EXERCISE TASK: In the listing below, count each line containing "němu" and answer with the count only.

TASK INPUTS:
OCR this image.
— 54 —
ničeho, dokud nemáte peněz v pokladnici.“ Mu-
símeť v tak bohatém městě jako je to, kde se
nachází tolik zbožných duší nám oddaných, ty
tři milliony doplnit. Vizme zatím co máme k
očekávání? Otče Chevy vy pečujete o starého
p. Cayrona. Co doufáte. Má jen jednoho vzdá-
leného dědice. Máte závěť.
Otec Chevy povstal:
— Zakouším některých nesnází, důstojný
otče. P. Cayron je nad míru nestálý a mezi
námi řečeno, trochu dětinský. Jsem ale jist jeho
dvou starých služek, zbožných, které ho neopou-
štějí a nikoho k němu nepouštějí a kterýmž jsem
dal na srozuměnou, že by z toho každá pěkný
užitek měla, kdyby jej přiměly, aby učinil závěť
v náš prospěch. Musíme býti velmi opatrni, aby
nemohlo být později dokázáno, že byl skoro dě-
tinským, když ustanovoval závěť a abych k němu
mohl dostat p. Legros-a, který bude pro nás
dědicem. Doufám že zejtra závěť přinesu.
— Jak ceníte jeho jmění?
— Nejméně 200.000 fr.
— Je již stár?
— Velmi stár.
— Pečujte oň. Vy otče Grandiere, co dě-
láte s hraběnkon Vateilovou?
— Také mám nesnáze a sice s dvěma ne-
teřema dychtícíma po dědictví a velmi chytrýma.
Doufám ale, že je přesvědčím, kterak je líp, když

EXERCISE ANSWER: 2